* INSTRUCTION *
Below are the records. Gather each line that holds "Difference".

* EXERCISE DATA *
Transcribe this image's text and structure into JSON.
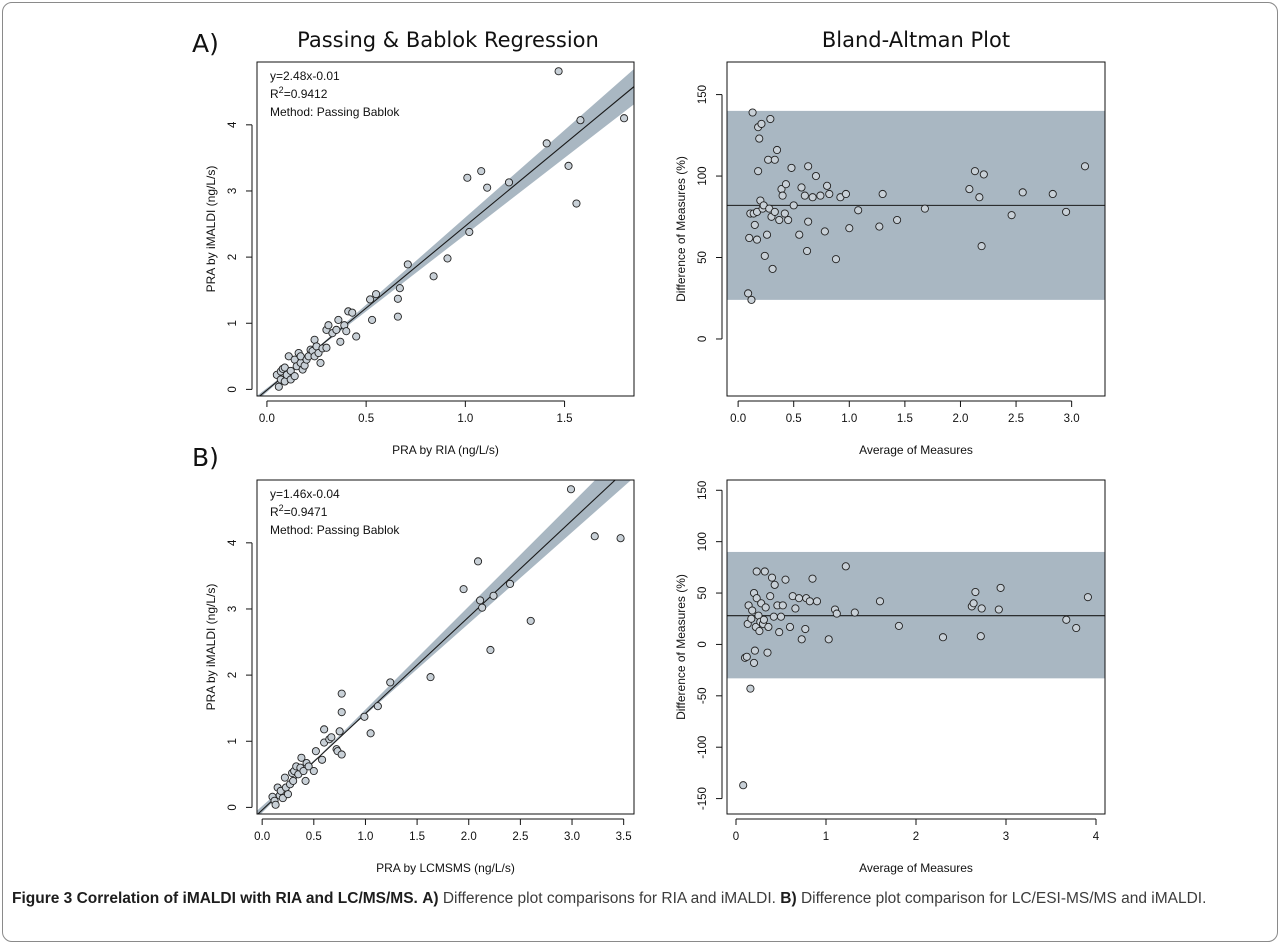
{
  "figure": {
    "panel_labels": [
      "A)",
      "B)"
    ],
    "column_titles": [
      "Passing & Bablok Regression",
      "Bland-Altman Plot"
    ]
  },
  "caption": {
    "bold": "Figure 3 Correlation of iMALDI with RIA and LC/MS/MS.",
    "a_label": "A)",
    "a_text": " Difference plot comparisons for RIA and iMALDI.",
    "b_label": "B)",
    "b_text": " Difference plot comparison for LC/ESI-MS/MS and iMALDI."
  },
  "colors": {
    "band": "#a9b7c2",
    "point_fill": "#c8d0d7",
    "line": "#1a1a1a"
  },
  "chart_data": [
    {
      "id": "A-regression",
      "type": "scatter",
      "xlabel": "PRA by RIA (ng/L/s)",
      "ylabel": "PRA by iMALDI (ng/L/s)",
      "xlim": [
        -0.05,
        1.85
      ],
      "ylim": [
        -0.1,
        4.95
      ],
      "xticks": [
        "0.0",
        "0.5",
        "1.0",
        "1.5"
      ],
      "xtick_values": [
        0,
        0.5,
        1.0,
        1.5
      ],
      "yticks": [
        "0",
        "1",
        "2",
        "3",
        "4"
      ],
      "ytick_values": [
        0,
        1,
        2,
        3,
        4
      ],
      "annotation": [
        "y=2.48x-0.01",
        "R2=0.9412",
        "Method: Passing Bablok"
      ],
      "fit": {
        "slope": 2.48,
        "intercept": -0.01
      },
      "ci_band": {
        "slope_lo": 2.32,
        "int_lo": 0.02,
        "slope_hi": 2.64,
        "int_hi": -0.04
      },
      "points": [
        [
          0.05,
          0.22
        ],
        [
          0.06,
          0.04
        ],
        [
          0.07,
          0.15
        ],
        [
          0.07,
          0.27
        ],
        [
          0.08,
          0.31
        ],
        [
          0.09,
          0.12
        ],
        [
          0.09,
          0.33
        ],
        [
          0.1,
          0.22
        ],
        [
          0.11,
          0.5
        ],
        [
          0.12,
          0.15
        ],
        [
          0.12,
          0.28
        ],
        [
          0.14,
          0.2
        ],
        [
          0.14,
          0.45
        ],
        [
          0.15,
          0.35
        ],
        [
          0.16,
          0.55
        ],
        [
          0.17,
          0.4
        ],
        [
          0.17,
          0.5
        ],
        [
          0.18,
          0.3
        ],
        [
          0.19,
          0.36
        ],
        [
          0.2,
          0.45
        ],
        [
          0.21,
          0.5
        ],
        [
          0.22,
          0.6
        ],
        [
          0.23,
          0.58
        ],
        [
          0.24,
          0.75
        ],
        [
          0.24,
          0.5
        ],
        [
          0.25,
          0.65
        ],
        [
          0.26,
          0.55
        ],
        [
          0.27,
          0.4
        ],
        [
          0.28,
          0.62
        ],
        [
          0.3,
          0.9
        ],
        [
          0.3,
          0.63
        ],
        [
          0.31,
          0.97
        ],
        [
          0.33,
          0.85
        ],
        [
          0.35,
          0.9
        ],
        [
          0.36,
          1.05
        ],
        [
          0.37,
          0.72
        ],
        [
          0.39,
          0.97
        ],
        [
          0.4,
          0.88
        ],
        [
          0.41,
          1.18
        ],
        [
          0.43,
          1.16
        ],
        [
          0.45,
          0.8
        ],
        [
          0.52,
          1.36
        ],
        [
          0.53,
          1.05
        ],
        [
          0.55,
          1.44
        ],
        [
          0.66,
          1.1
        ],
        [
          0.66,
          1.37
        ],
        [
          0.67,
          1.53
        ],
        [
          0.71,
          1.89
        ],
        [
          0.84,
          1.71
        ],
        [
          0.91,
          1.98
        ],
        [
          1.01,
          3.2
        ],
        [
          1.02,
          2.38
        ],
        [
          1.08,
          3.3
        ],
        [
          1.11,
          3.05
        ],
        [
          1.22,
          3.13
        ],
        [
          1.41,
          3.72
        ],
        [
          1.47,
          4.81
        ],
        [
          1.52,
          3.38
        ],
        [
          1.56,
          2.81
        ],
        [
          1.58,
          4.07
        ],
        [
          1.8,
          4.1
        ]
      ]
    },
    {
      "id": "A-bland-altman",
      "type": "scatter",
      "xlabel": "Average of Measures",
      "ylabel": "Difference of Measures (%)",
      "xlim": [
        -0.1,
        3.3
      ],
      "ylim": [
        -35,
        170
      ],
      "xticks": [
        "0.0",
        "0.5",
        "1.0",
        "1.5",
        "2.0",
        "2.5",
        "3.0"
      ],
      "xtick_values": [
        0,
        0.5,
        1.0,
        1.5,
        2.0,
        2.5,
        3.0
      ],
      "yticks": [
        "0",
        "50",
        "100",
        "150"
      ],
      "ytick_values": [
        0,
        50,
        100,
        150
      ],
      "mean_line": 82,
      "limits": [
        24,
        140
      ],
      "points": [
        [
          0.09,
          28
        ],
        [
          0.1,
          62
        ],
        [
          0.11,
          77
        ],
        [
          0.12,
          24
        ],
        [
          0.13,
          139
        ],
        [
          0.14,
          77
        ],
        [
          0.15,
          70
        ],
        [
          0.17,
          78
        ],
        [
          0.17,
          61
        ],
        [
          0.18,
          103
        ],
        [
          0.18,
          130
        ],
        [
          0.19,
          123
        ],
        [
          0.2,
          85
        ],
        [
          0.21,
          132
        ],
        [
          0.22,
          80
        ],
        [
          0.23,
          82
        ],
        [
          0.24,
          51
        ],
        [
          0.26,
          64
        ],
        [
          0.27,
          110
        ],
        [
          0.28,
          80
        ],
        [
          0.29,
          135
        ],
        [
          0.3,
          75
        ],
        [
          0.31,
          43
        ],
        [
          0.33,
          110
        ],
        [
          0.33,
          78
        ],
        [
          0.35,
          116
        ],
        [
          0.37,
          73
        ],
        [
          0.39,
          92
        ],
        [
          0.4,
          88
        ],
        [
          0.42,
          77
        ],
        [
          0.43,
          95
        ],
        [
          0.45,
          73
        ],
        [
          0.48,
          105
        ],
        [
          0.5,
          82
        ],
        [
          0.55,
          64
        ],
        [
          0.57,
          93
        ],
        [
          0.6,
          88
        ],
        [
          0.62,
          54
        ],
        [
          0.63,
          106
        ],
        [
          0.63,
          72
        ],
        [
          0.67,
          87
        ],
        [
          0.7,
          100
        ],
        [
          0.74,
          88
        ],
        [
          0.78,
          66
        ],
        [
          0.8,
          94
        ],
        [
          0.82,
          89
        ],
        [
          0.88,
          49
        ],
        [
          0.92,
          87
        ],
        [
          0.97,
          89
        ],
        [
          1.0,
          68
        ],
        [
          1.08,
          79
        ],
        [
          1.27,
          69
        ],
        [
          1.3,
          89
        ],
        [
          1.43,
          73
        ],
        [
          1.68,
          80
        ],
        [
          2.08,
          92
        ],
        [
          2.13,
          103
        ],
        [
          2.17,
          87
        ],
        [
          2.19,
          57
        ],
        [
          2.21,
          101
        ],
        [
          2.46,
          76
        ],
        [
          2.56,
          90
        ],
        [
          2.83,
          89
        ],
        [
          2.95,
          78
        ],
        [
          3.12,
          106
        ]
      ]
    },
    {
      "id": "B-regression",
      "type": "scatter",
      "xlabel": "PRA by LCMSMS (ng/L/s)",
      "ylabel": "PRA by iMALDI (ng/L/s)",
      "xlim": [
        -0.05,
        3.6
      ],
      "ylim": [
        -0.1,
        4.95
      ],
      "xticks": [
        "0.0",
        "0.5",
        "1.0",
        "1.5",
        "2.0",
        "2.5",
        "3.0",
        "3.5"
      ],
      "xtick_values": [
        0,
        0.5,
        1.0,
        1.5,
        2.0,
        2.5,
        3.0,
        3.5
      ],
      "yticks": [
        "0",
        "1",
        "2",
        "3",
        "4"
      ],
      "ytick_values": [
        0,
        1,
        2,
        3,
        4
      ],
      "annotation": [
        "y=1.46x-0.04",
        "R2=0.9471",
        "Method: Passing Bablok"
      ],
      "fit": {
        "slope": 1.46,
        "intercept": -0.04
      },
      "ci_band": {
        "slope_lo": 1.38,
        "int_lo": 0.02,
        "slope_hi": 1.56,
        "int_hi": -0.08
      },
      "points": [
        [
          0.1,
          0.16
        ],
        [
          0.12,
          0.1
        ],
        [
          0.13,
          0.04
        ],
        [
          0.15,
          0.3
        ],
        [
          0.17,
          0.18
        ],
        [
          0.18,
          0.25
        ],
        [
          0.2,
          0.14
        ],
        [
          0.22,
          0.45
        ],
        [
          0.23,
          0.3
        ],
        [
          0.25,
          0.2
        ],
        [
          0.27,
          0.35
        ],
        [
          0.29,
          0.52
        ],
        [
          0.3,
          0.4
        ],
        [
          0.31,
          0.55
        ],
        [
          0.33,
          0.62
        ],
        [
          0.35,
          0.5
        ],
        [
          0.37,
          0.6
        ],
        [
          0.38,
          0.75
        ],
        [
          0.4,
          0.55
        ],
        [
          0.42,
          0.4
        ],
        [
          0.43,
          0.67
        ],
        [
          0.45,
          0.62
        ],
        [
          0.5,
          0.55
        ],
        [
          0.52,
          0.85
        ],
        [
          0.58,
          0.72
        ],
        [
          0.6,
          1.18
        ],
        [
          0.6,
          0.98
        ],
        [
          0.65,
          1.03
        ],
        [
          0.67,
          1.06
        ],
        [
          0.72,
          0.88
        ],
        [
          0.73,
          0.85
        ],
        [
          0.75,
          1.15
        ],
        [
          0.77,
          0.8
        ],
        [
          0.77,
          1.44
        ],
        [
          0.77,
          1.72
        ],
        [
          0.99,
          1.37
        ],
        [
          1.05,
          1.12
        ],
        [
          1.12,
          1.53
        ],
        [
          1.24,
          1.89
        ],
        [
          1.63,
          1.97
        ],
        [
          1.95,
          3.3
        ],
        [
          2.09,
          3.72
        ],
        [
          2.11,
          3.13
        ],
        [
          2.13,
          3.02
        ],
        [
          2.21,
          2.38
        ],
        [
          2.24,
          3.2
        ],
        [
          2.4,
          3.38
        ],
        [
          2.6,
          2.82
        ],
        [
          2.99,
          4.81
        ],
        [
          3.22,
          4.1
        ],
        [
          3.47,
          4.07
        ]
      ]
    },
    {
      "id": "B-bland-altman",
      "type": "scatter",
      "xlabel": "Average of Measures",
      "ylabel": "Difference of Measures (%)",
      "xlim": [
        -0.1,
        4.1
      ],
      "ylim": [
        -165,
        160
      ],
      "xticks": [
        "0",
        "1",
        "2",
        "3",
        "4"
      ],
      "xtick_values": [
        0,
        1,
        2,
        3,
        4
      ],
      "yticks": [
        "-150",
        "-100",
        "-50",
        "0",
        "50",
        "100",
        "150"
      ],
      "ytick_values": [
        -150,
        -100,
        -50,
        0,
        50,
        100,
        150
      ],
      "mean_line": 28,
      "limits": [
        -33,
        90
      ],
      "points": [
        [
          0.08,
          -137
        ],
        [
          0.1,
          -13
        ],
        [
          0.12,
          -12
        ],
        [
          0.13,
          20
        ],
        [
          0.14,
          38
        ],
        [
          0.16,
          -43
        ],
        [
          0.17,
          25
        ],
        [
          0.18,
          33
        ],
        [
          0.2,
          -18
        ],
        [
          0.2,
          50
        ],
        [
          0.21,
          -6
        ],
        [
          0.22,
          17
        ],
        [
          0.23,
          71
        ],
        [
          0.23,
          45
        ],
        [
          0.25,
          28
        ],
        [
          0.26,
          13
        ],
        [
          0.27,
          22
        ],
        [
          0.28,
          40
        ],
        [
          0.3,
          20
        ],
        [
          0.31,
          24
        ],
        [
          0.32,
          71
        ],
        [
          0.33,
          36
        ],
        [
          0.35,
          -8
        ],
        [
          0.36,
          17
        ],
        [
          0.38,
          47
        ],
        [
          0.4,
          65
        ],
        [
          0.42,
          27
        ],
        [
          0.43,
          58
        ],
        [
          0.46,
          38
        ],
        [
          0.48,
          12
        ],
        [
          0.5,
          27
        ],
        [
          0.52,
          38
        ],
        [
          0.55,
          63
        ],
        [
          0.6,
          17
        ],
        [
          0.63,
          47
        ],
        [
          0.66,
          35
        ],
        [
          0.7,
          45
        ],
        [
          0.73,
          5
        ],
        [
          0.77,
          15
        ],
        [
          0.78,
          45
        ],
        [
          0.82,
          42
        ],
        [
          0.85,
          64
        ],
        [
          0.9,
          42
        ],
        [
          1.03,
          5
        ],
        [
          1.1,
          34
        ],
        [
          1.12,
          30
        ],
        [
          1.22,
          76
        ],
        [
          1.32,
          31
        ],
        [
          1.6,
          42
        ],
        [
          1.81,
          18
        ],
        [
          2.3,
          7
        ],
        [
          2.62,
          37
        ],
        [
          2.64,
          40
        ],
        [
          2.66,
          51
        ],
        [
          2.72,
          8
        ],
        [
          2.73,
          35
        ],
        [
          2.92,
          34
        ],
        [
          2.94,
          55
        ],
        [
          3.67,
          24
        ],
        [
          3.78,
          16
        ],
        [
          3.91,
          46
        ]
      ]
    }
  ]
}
---
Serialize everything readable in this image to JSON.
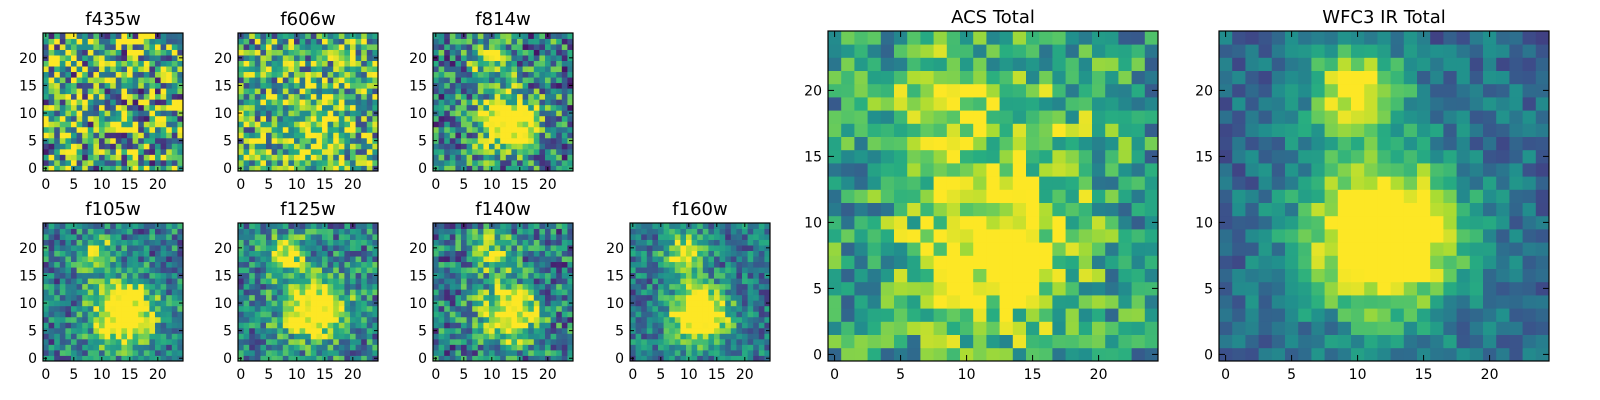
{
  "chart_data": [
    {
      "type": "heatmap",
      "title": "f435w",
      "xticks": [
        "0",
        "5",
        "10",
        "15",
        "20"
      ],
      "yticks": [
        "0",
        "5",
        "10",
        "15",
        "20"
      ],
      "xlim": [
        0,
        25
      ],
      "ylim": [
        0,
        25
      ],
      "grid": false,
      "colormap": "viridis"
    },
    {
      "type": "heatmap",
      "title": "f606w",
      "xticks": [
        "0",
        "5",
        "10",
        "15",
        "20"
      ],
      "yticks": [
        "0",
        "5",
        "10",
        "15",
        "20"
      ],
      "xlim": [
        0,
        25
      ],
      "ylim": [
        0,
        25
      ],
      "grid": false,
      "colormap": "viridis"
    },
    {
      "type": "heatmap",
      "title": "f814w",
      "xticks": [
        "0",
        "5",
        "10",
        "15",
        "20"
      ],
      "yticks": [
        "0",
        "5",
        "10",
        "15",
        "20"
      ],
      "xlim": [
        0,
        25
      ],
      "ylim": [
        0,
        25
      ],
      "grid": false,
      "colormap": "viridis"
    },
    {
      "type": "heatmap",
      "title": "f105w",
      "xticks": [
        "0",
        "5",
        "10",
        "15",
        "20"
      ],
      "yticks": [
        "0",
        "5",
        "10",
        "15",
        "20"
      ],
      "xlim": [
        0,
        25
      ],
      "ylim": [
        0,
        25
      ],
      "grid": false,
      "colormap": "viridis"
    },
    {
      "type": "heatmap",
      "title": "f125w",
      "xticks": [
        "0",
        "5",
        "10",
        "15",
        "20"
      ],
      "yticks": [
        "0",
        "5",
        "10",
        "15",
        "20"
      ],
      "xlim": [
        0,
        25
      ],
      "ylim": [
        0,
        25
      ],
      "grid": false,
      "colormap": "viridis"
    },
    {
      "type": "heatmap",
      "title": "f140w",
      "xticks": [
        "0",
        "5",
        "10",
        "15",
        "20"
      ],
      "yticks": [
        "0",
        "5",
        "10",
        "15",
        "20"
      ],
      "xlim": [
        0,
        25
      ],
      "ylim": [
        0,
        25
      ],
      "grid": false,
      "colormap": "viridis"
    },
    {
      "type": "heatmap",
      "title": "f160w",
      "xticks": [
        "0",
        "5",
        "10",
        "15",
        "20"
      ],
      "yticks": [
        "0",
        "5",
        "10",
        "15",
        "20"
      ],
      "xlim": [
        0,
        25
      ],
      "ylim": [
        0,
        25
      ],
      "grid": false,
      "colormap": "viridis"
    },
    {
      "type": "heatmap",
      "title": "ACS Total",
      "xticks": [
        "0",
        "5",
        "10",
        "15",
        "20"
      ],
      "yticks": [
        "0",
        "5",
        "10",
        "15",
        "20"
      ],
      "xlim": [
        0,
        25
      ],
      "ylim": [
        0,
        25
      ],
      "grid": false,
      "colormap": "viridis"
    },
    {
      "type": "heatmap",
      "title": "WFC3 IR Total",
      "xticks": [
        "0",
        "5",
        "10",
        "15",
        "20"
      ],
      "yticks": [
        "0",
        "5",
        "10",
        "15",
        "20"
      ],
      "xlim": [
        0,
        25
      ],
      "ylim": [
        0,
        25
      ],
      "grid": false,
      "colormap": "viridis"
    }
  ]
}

* RESULT OF THE TASK *
    "a_text": " Difference plot comparisons for RIA and iMALDI.",
    "b_text": " Difference plot comparison for LC/ESI-MS/MS and iMALDI."
      "ylabel": "Difference of Measures (%)",
      "ylabel": "Difference of Measures (%)",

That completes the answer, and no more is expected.